| Task statement |
Extract the lines that hold the string "saludable".

| Information provided |
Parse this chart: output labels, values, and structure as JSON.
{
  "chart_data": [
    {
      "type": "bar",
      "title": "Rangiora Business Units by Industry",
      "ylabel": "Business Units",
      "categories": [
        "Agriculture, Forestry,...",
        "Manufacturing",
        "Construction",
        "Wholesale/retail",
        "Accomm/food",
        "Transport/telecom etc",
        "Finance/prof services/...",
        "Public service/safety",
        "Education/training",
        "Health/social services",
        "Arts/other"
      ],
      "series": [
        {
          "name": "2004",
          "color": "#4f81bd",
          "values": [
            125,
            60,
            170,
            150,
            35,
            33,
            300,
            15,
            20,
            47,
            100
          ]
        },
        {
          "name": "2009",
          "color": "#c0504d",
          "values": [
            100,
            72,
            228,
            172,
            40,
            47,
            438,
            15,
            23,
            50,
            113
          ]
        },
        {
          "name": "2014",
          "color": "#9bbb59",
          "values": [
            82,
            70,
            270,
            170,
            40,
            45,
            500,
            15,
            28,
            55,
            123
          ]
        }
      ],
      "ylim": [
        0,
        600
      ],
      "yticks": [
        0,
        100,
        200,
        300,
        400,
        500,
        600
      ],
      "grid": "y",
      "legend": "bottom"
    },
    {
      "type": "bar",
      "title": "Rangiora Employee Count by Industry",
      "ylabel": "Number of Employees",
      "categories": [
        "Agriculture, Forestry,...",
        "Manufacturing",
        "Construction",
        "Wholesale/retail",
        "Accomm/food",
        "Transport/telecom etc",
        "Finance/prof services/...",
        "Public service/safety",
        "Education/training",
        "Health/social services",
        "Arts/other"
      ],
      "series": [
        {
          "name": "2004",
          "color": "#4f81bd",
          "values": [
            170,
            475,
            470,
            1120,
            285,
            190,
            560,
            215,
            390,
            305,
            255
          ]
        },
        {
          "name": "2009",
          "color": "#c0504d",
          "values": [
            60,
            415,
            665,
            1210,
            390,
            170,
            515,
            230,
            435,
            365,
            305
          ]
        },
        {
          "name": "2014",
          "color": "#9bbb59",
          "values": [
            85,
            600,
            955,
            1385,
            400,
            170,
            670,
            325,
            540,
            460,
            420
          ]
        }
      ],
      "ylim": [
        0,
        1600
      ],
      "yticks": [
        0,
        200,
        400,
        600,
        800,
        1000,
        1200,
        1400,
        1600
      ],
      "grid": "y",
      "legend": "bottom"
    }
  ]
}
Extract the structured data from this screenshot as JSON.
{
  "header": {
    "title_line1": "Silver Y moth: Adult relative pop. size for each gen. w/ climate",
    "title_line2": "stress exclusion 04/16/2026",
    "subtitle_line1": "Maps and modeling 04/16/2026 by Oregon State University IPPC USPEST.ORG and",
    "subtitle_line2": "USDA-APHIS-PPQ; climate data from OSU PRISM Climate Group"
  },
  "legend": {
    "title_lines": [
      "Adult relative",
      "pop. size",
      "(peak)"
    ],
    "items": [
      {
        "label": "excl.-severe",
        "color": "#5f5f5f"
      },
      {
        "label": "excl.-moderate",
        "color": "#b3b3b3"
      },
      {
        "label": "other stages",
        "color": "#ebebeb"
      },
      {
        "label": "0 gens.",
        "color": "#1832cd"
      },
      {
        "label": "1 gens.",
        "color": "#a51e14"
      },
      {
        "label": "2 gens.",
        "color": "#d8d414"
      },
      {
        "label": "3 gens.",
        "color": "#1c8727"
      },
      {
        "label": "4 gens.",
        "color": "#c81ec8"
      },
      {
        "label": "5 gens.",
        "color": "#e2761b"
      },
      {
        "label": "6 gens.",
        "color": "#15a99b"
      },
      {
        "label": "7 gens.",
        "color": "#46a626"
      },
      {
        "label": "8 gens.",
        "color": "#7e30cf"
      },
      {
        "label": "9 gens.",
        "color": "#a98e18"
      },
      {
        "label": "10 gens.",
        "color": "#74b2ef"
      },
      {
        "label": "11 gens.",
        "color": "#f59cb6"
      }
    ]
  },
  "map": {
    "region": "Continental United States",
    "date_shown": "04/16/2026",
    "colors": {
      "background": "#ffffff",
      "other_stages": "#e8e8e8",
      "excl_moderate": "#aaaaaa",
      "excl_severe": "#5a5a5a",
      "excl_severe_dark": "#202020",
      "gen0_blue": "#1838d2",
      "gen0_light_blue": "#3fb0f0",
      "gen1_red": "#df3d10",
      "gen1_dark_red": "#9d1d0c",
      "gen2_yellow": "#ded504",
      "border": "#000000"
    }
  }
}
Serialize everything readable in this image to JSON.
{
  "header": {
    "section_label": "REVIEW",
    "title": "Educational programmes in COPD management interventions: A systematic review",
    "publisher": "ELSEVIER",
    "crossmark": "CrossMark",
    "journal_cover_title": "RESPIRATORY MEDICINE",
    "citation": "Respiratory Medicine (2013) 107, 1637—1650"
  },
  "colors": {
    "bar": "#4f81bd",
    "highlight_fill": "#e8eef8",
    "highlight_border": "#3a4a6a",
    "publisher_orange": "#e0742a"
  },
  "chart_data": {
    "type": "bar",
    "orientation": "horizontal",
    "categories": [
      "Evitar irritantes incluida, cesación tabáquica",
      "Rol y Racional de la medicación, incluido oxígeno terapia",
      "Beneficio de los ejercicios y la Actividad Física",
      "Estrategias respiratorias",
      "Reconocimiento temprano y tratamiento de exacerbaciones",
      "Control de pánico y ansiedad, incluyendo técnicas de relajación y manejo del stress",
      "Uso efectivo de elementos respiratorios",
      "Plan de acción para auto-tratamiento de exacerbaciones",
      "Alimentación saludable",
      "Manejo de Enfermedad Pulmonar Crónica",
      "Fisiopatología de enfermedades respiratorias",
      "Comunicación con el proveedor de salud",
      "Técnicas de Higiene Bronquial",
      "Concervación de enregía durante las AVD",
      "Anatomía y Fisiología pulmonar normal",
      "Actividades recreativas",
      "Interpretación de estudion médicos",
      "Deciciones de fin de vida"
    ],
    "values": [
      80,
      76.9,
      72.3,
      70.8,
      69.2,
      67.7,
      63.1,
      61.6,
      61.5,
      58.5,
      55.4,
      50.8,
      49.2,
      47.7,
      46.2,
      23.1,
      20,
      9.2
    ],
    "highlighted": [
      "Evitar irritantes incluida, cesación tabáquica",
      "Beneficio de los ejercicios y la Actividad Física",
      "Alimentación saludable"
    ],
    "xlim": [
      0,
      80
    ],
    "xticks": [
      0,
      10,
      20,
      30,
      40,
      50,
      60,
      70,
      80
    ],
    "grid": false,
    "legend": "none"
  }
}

| Worked solution |
      "Alimentación saludable",
      "Alimentación saludable"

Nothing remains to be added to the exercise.